Entries
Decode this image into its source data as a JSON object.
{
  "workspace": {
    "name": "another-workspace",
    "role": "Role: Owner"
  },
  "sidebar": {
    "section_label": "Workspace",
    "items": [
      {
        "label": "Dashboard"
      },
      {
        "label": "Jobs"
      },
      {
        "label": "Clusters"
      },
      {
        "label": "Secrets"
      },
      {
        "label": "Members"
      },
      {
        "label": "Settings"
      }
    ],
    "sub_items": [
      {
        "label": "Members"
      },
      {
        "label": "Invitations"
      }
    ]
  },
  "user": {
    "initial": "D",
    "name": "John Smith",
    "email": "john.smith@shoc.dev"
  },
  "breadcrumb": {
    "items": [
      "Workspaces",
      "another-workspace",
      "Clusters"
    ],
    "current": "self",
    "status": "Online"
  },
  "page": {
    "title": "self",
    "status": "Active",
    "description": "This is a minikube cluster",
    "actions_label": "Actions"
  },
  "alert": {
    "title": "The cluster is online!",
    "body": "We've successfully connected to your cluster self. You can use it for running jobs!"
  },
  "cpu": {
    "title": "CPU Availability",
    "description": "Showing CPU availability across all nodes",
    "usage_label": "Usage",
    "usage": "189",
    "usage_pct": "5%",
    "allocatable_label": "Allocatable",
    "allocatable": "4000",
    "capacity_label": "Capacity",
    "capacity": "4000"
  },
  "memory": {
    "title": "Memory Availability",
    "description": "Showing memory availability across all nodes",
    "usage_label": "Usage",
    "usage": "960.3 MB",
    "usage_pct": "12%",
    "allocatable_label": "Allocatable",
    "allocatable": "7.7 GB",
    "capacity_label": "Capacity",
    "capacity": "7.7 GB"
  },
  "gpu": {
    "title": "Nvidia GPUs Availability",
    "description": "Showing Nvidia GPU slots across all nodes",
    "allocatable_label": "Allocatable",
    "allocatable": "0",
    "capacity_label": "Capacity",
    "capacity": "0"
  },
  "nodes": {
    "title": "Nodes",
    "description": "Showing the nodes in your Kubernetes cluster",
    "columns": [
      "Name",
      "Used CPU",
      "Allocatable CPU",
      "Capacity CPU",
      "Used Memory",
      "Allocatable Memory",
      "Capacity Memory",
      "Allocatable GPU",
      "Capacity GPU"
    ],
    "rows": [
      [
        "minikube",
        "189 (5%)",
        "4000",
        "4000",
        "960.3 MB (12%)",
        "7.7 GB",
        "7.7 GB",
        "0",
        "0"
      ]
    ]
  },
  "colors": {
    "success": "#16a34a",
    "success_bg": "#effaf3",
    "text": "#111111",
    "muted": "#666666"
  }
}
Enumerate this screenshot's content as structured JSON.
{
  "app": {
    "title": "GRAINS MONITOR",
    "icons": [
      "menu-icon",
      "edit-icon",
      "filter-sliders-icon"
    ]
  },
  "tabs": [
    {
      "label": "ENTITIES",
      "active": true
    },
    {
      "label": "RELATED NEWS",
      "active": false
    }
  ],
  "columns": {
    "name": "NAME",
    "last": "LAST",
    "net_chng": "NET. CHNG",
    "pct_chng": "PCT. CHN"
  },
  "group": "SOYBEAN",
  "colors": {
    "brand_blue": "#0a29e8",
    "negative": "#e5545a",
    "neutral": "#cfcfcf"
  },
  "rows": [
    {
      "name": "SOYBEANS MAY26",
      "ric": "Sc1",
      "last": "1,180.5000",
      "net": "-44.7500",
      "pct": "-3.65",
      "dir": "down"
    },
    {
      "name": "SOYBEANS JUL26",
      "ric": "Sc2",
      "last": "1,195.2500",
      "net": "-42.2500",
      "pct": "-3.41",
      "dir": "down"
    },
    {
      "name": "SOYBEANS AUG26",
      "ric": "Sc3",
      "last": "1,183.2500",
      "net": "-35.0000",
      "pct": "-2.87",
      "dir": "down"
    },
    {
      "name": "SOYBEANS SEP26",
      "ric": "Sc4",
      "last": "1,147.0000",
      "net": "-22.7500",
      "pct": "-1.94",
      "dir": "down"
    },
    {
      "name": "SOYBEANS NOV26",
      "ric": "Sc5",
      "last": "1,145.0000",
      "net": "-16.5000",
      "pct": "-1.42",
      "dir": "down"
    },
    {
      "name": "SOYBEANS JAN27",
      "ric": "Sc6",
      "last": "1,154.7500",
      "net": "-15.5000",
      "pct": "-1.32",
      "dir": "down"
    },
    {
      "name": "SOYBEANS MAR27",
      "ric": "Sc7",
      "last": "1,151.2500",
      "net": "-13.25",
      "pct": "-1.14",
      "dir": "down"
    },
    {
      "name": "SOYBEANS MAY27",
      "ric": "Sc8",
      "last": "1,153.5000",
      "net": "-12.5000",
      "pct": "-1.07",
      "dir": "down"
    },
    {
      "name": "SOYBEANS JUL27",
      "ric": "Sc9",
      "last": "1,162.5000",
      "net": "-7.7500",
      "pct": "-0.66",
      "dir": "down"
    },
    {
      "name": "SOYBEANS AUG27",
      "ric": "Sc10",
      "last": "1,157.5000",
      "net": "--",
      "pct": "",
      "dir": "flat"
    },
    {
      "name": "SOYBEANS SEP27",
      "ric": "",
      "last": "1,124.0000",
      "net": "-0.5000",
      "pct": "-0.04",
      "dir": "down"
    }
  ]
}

Problem requirements
Identify the lines of the entries containing the string "last". Copy each such line.

Task answer
    "last": "LAST",
      "last": "1,180.5000",
      "last": "1,195.2500",
      "last": "1,183.2500",
      "last": "1,147.0000",
      "last": "1,145.0000",
      "last": "1,154.7500",
      "last": "1,151.2500",
      "last": "1,153.5000",
      "last": "1,162.5000",
      "last": "1,157.5000",
      "last": "1,124.0000",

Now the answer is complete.